━━━ EXTRACTED DATA ━━━
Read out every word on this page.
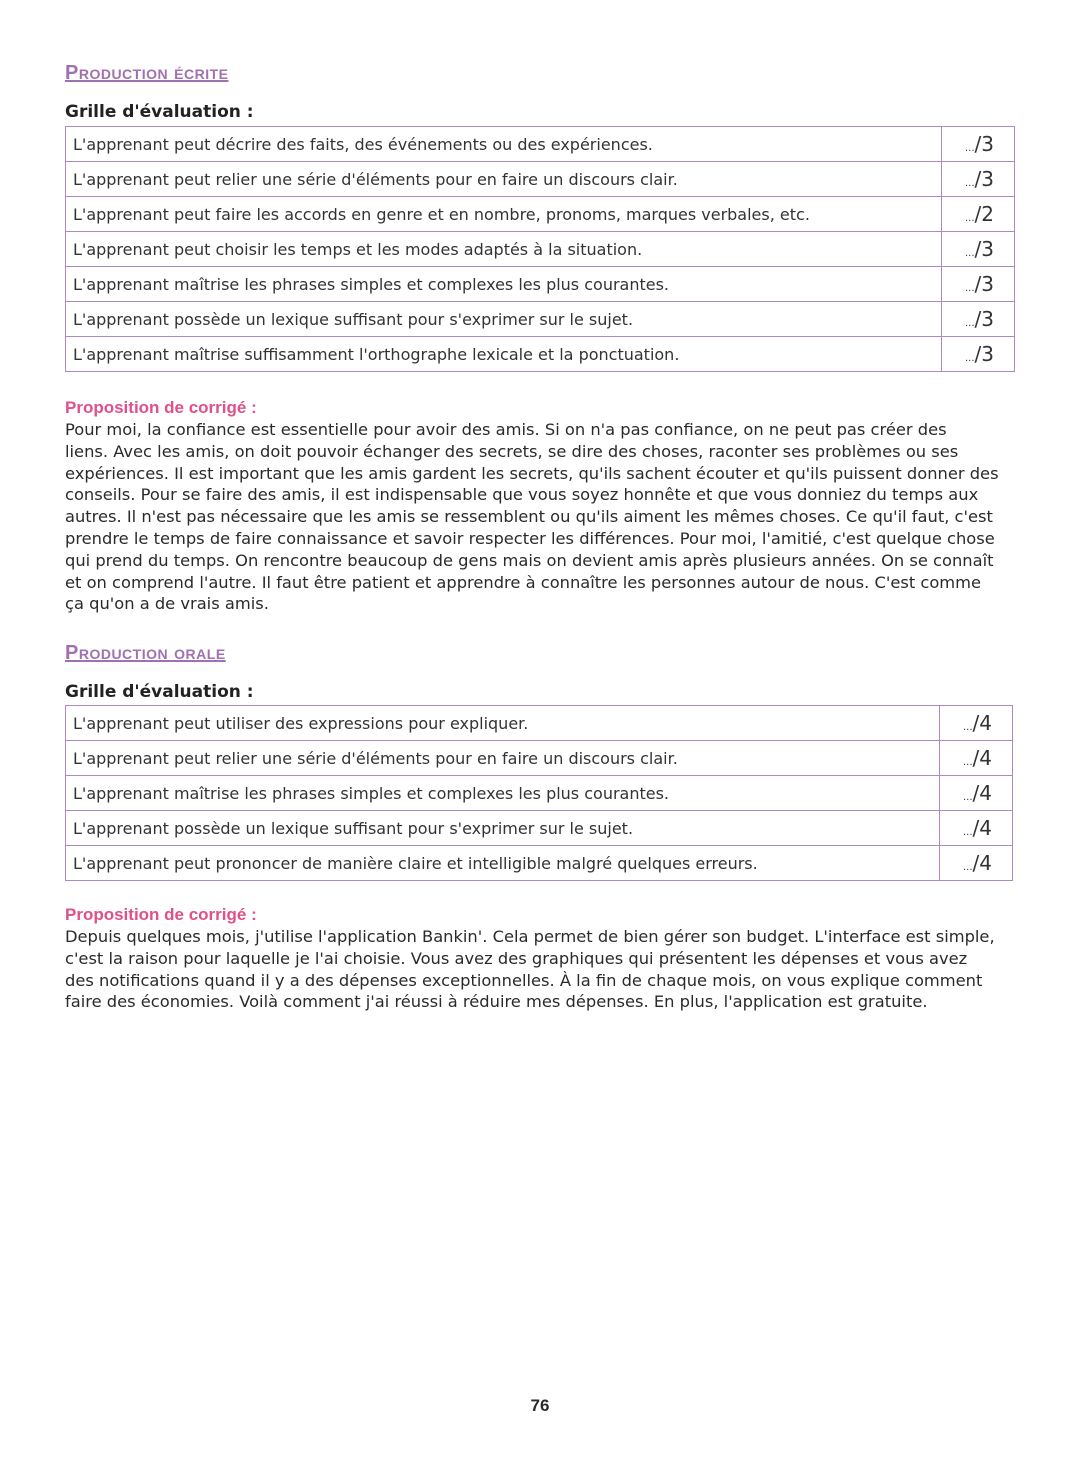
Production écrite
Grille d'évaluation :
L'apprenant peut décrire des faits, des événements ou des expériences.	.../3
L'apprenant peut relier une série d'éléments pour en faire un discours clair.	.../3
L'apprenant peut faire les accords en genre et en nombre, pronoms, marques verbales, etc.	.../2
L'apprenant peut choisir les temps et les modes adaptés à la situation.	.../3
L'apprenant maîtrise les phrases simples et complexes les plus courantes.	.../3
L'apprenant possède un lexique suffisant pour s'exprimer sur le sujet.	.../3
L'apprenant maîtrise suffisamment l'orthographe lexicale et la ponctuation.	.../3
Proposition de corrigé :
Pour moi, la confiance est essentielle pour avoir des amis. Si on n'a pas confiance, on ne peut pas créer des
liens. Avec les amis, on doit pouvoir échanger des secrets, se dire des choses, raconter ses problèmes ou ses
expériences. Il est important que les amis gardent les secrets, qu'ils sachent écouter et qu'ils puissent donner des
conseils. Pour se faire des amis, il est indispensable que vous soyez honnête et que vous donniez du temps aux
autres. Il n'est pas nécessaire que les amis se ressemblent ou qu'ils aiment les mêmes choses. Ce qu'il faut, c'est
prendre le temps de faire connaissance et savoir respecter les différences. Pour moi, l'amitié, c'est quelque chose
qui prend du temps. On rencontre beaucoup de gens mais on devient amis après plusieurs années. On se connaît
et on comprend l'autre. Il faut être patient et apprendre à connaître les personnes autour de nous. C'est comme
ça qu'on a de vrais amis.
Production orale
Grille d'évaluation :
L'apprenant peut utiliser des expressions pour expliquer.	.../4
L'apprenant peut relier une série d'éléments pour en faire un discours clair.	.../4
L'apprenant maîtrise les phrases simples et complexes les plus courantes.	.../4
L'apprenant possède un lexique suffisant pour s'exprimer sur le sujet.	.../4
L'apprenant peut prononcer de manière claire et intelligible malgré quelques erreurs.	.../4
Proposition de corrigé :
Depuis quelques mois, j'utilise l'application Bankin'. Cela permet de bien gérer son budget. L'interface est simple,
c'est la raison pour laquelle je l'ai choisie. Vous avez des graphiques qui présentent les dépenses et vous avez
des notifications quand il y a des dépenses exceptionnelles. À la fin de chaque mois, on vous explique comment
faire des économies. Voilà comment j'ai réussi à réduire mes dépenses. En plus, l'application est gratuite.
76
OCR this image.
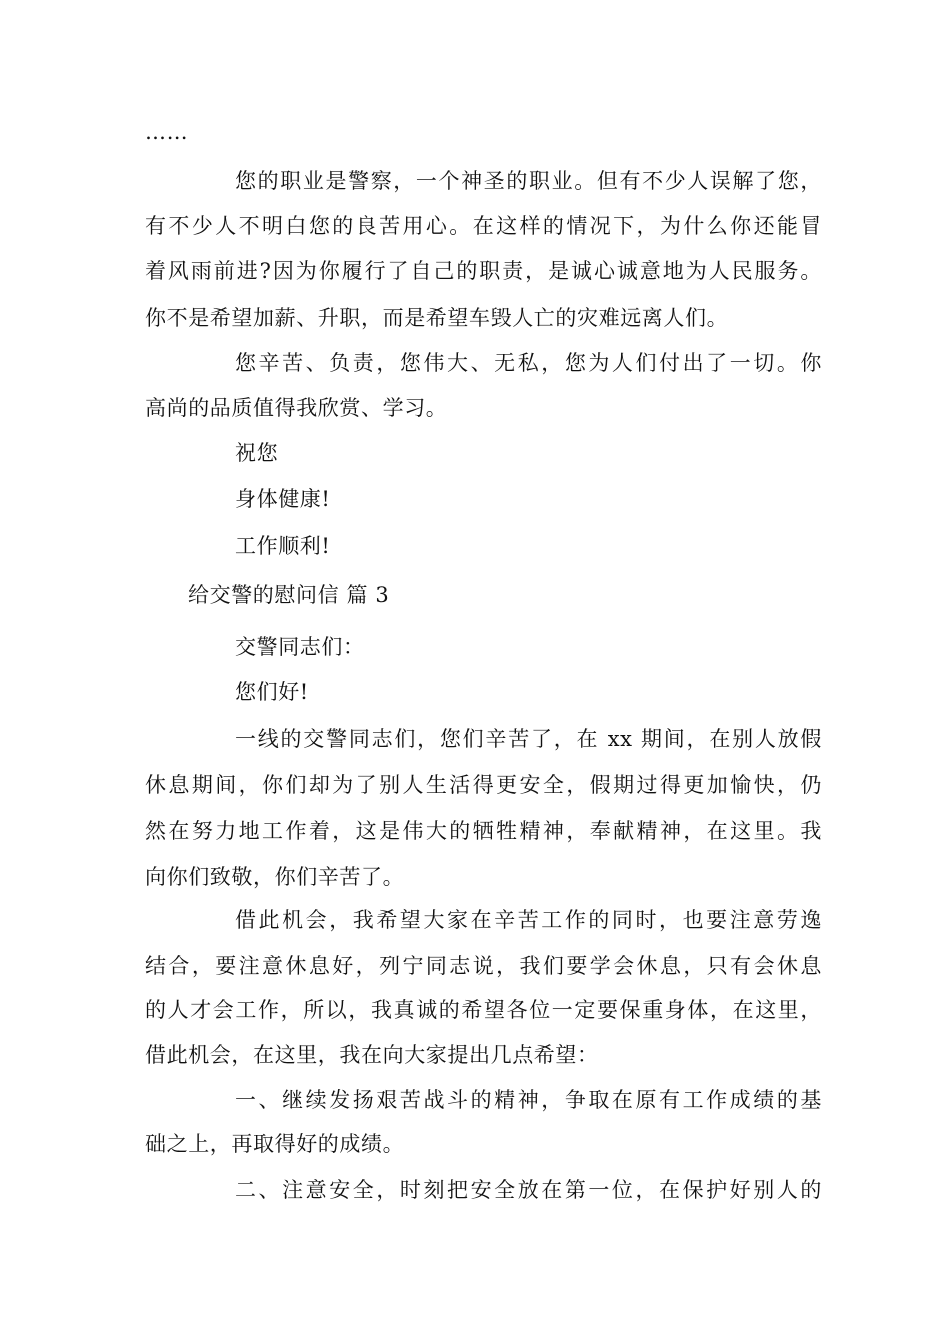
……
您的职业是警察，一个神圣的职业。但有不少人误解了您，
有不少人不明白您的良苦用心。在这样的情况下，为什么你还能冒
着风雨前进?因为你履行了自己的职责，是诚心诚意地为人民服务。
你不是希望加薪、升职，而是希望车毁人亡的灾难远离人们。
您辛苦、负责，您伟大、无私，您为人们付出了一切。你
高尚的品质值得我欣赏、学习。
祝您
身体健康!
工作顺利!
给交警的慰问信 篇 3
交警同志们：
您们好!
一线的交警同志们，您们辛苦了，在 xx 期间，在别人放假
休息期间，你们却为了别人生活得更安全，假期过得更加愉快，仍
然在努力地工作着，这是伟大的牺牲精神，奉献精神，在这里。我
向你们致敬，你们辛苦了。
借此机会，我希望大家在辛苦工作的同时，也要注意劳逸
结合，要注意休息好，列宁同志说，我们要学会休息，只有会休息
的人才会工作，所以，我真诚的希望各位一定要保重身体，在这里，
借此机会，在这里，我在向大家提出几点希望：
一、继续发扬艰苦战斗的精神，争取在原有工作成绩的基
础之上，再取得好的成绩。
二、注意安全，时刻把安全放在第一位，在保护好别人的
━━━
━━━ EXTRACTED DATA ━━━
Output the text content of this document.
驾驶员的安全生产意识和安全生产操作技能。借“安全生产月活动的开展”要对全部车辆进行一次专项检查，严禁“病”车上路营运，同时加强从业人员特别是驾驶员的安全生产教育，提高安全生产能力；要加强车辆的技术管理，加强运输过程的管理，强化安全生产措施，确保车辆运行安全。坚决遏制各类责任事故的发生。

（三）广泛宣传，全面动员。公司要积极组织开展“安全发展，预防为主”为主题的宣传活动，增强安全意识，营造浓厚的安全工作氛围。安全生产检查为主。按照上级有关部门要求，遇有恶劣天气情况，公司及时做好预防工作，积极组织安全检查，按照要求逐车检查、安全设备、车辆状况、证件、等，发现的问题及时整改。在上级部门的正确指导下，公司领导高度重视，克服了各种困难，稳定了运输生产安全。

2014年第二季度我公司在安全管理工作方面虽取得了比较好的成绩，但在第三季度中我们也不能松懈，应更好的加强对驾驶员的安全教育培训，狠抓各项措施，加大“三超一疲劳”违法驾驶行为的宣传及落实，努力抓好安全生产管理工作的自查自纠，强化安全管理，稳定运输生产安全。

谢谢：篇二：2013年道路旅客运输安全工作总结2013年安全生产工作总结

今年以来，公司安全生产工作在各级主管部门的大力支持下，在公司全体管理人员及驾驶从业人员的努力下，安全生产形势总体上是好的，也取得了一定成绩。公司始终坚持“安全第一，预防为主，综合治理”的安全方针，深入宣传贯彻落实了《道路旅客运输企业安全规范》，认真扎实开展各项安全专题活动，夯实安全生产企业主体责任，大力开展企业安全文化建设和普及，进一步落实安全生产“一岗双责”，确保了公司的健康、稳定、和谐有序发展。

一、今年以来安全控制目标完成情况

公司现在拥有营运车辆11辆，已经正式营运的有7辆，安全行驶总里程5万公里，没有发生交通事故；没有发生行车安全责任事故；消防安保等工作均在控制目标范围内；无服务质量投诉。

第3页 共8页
━━━
§ **WRITTEN TASK**
Copy every line of the material in which the word "secrets" occurs.

§ **RESULT BELOW**
liens. Avec les amis, on doit pouvoir échanger des secrets, se dire des choses, raconter ses problèmes ou ses
expériences. Il est important que les amis gardent les secrets, qu'ils sachent écouter et qu'ils puissent donner des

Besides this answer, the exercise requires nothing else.